Written task: The records that follow are to be repeated without alteration.
------------------------------
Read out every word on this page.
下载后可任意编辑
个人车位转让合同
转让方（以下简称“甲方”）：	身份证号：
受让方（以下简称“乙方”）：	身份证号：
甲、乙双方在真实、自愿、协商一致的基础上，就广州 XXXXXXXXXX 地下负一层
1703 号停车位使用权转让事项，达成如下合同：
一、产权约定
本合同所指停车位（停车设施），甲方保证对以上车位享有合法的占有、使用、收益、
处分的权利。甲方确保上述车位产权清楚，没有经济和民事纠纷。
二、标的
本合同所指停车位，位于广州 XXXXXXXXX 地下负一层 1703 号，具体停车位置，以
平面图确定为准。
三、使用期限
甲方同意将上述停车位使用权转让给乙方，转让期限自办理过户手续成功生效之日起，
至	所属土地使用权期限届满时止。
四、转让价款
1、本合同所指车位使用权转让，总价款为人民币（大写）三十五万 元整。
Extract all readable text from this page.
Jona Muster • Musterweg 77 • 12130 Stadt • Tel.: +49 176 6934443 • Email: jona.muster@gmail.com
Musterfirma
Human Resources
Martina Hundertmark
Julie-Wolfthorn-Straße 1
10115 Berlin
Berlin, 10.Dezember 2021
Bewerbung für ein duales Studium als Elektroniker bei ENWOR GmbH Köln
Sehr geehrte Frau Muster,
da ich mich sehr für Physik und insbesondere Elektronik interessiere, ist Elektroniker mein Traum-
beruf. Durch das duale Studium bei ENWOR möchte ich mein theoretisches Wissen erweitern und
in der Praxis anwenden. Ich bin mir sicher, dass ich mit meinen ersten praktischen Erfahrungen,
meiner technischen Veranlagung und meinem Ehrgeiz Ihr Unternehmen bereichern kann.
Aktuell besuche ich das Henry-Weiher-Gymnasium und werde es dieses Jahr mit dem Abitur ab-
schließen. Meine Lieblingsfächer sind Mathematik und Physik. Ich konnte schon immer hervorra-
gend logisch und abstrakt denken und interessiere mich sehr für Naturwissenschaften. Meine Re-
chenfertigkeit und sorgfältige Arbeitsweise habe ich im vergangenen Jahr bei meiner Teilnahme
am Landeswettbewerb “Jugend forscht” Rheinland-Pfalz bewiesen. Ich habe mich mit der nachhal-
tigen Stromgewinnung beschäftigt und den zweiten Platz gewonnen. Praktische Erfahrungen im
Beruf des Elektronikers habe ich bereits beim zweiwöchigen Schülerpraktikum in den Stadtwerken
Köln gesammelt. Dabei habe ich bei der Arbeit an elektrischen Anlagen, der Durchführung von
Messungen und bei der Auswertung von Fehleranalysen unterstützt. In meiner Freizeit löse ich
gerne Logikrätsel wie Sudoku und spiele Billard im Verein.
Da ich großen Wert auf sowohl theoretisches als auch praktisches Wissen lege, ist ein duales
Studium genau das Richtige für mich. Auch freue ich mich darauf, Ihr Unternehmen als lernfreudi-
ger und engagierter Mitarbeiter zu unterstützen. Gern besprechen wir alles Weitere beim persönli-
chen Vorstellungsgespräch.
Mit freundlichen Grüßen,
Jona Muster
------------------------------
Result below:
Read out every word on this page.
下载后可任意编辑
个人车位转让合同
转让方（以下简称“甲方”）：	身份证号：
受让方（以下简称“乙方”）：	身份证号：
甲、乙双方在真实、自愿、协商一致的基础上，就广州 XXXXXXXXXX 地下负一层
1703 号停车位使用权转让事项，达成如下合同：
一、产权约定
本合同所指停车位（停车设施），甲方保证对以上车位享有合法的占有、使用、收益、
处分的权利。甲方确保上述车位产权清楚，没有经济和民事纠纷。
二、标的
本合同所指停车位，位于广州 XXXXXXXXX 地下负一层 1703 号，具体停车位置，以
平面图确定为准。
三、使用期限
甲方同意将上述停车位使用权转让给乙方，转让期限自办理过户手续成功生效之日起，
至	所属土地使用权期限届满时止。
四、转让价款
1、本合同所指车位使用权转让，总价款为人民币（大写）三十五万 元整。
Extract all readable text from this page.
Jona Muster • Musterweg 77 • 12130 Stadt • Tel.: +49 176 6934443 • Email: jona.muster@gmail.com
Musterfirma
Human Resources
Martina Hundertmark
Julie-Wolfthorn-Straße 1
10115 Berlin
Berlin, 10.Dezember 2021
Bewerbung für ein duales Studium als Elektroniker bei ENWOR GmbH Köln
Sehr geehrte Frau Muster,
da ich mich sehr für Physik und insbesondere Elektronik interessiere, ist Elektroniker mein Traum-
beruf. Durch das duale Studium bei ENWOR möchte ich mein theoretisches Wissen erweitern und
in der Praxis anwenden. Ich bin mir sicher, dass ich mit meinen ersten praktischen Erfahrungen,
meiner technischen Veranlagung und meinem Ehrgeiz Ihr Unternehmen bereichern kann.
Aktuell besuche ich das Henry-Weiher-Gymnasium und werde es dieses Jahr mit dem Abitur ab-
schließen. Meine Lieblingsfächer sind Mathematik und Physik. Ich konnte schon immer hervorra-
gend logisch und abstrakt denken und interessiere mich sehr für Naturwissenschaften. Meine Re-
chenfertigkeit und sorgfältige Arbeitsweise habe ich im vergangenen Jahr bei meiner Teilnahme
am Landeswettbewerb “Jugend forscht” Rheinland-Pfalz bewiesen. Ich habe mich mit der nachhal-
tigen Stromgewinnung beschäftigt und den zweiten Platz gewonnen. Praktische Erfahrungen im
Beruf des Elektronikers habe ich bereits beim zweiwöchigen Schülerpraktikum in den Stadtwerken
Köln gesammelt. Dabei habe ich bei der Arbeit an elektrischen Anlagen, der Durchführung von
Messungen und bei der Auswertung von Fehleranalysen unterstützt. In meiner Freizeit löse ich
gerne Logikrätsel wie Sudoku und spiele Billard im Verein.
Da ich großen Wert auf sowohl theoretisches als auch praktisches Wissen lege, ist ein duales
Studium genau das Richtige für mich. Auch freue ich mich darauf, Ihr Unternehmen als lernfreudi-
ger und engagierter Mitarbeiter zu unterstützen. Gern besprechen wir alles Weitere beim persönli-
chen Vorstellungsgespräch.
Mit freundlichen Grüßen,
Jona Muster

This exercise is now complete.